Saved data entries:
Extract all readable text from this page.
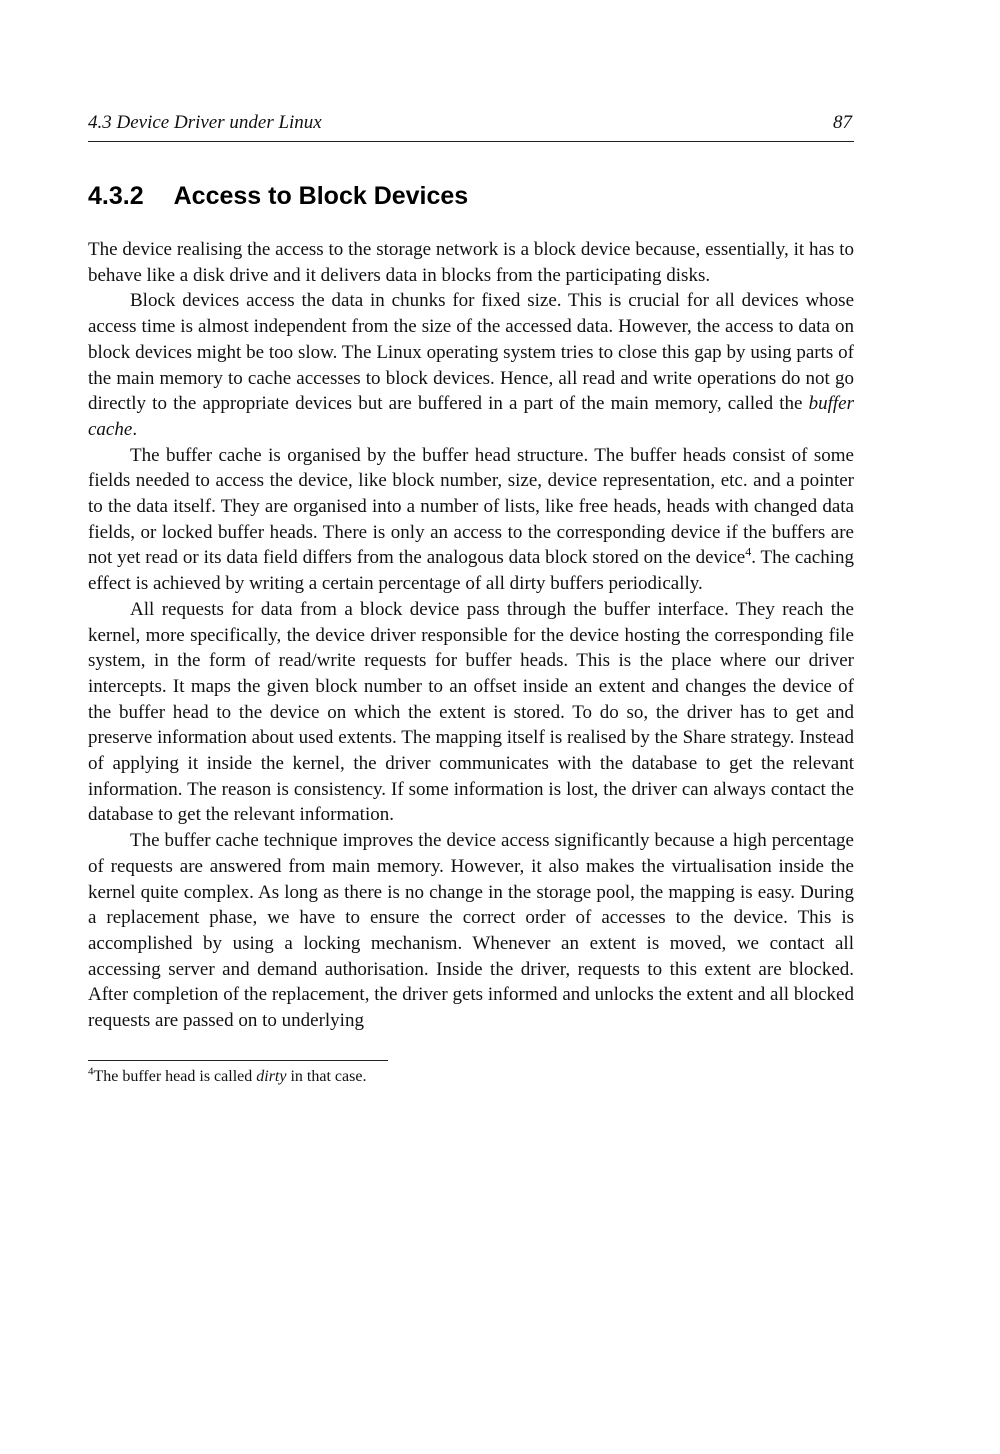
4.3 Device Driver under Linux	87
4.3.2 Access to Block Devices

The device realising the access to the storage network is a block device because, essentially, it has to behave like a disk drive and it delivers data in blocks from the participating disks.

Block devices access the data in chunks for fixed size. This is crucial for all devices whose access time is almost independent from the size of the accessed data. However, the access to data on block devices might be too slow. The Linux operating system tries to close this gap by using parts of the main memory to cache accesses to block devices. Hence, all read and write operations do not go directly to the appropriate devices but are buffered in a part of the main memory, called the buffer cache.

The buffer cache is organised by the buffer head structure. The buffer heads consist of some fields needed to access the device, like block number, size, device representation, etc. and a pointer to the data itself. They are organised into a number of lists, like free heads, heads with changed data fields, or locked buffer heads. There is only an access to the corresponding device if the buffers are not yet read or its data field differs from the analogous data block stored on the device$^4$. The caching effect is achieved by writing a certain percentage of all dirty buffers periodically.

All requests for data from a block device pass through the buffer interface. They reach the kernel, more specifically, the device driver responsible for the device hosting the corresponding file system, in the form of read/write requests for buffer heads. This is the place where our driver intercepts. It maps the given block number to an offset inside an extent and changes the device of the buffer head to the device on which the extent is stored. To do so, the driver has to get and preserve information about used extents. The mapping itself is realised by the Share strategy. Instead of applying it inside the kernel, the driver communicates with the database to get the relevant information. The reason is consistency. If some information is lost, the driver can always contact the database to get the relevant information.

The buffer cache technique improves the device access significantly because a high percentage of requests are answered from main memory. However, it also makes the virtualisation inside the kernel quite complex. As long as there is no change in the storage pool, the mapping is easy. During a replacement phase, we have to ensure the correct order of accesses to the device. This is accomplished by using a locking mechanism. Whenever an extent is moved, we contact all accessing server and demand authorisation. Inside the driver, requests to this extent are blocked. After completion of the replacement, the driver gets informed and unlocks the extent and all blocked requests are passed on to underlying

$^4$The buffer head is called dirty in that case.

Exercise aim:
Identify how many lines in the entries above include the string "They", then state that number alone.

Solution to this exercise:
2